Les vraies différences hommes-femmes

En apparence, dans les rues, dans les transports en commun, sur les panneaux publicitaires, dans les films, à la télévision (à travers la série Mad Men, par exemple), chacun est à sa place : filles et garçons affichent ouvertement leurs « spécificités ». Décolletés plongeants, taille marquée, talons aiguilles, vernis rouge flamboyant pour elles ; barbe, moustache, pattes, pilosité et musculature bien apparentes pour eux. Tout est dans l’hypersexualisation. Comme si chacun des deux sexes avait décidé d’incarner « la mascarade féminine » et « le ridicule de la virilité », pour reprendre les formules du psychanalyste Jacques Lacan.



En forçant le trait aussi ostensiblement, que cherchons-nous à faire ? À nous persuader ? Serions-nous, hommes et femmes, au fond de nous-mêmes, travaillés par le doute ? Oui, assurent les psychanalystes et les sociologues. Si nous jouons la surenchère à l’extérieur, c’est que notre identité sexuelle nous apparaît de moins en moins claire dans notre for intérieur. « De quel sexe êtes-vous ? » interroge d’ailleurs en ce moment une exposition à Villeneuve-d’Ascq (Nord, jusqu’au 28 août 2011 au forum départemental des sciences). Le rééquilibrage issu de Mai 68, la mise en place progressive de l’égalité hommes-femmes nous ont psychiquement bouleversés, le plus souvent à notre insu. Le psychanalyste Alain Vanier, auteur notamment d’Une introduction à la psychanalyse (Armand Colin, “Psychologie”, 2010), se souvient : « Pendant longtemps, le rôle des hommes dans les sociétés bourgeoises capitalistes était de travailler pour tout le monde. Ils étaient certes soumis à la machine de production, mais cela leur donnait une position dominante dans la famille.

[Consigne écrite 1]
Répondez à ces questions d'après l'extrait :
(a) Quelle série télévisée l'extrait cite-t-il en exemple ?
(b) À quel psychanalyste l'extrait attribue-t-il les formules « la mascarade féminine » et « le ridicule de la virilité » ?
(c) Jusqu'à quelle date l'exposition de Villeneuve-d'Ascq est-elle présentée ?
[Consigne écrite 2]
Recopiez la partie de l'extrait qui s'ouvre sur les mots « En apparence, dans » et se clôt sur « psychanalyste Jacques Lacan. ».

[Enregistrements de données]
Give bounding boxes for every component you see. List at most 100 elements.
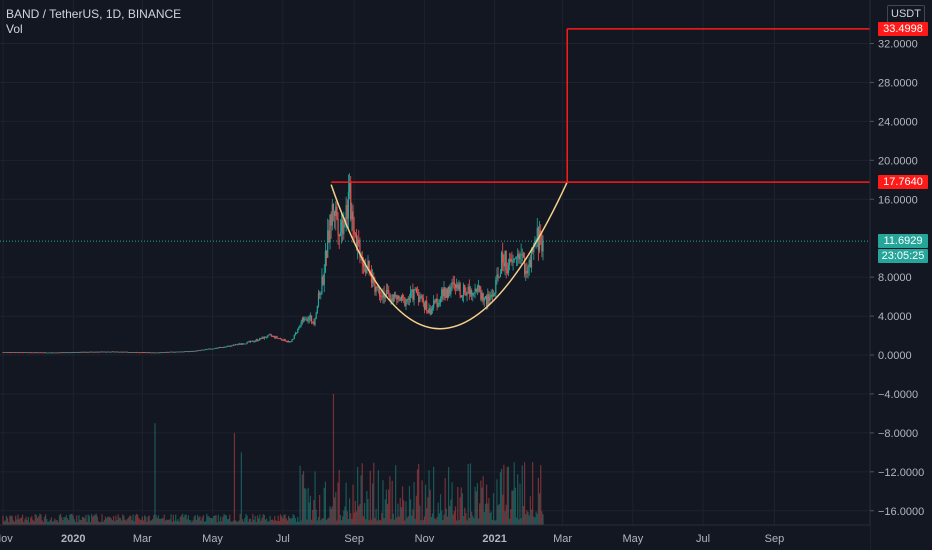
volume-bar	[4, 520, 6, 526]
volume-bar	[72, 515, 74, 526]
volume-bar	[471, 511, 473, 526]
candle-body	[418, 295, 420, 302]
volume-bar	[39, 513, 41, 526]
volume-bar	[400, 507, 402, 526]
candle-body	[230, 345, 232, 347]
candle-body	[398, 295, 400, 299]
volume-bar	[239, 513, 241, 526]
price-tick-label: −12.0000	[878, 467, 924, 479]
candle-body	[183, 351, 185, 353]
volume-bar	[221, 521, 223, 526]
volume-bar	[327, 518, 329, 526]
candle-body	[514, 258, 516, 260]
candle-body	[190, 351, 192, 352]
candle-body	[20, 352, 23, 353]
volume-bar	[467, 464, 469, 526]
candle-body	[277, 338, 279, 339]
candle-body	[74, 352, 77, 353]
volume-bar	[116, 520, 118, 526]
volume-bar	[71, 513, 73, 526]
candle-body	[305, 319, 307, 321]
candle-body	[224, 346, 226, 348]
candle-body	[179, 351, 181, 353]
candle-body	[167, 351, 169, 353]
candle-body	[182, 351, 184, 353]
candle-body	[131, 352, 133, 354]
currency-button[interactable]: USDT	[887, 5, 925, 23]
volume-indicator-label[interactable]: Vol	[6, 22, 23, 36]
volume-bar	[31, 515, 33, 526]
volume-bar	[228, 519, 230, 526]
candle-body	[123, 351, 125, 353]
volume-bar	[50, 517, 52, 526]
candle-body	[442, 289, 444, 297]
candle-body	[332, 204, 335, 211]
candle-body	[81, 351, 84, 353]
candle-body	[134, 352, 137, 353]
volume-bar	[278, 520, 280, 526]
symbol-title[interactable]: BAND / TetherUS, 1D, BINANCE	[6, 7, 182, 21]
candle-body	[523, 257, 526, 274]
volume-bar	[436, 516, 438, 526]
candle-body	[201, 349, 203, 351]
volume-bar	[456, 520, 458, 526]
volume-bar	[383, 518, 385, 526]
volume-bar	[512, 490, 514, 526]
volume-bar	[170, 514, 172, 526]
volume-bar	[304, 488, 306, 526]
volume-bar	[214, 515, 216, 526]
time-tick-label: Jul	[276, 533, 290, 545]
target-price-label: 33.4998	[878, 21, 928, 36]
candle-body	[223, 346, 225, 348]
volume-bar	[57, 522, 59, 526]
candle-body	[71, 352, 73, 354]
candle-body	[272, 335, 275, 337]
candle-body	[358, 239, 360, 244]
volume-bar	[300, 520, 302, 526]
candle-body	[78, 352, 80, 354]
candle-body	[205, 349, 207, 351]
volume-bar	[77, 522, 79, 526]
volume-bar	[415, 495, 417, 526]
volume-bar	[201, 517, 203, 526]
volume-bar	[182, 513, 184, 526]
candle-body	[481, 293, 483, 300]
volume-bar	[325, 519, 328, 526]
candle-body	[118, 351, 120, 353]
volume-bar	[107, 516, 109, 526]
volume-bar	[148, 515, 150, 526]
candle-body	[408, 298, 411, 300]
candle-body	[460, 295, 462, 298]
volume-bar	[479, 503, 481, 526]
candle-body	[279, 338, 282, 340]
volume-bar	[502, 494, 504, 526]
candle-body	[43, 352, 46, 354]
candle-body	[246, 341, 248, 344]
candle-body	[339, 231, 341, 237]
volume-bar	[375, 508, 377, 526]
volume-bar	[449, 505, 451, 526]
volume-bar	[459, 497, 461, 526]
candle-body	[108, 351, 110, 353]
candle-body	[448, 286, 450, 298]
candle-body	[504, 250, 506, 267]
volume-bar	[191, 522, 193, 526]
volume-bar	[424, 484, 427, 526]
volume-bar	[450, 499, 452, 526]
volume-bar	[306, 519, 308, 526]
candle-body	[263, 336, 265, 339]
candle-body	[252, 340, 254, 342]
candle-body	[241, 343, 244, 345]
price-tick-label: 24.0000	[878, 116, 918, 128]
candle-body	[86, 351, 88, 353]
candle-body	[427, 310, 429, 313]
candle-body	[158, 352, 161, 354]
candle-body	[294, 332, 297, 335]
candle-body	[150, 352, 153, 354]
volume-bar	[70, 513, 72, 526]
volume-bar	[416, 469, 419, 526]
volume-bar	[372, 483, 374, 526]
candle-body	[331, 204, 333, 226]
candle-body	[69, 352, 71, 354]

[Résultat final 1]
(a) Mad Men
(b) Jacques Lacan
(c) Jusqu'au 28 août 2011

[Résultat final 2]
En apparence, dans les rues, dans les transports en commun, sur les panneaux publicitaires, dans les films, à la télévision (à travers la série Mad Men, par exemple), chacun est à sa place : filles et garçons affichent ouvertement leurs « spécificités ». Décolletés plongeants, taille marquée, talons aiguilles, vernis rouge flamboyant pour elles ; barbe, moustache, pattes, pilosité et musculature bien apparentes pour eux. Tout est dans l’hypersexualisation. Comme si chacun des deux sexes avait décidé d’incarner « la mascarade féminine » et « le ridicule de la virilité », pour reprendre les formules du psychanalyste Jacques Lacan.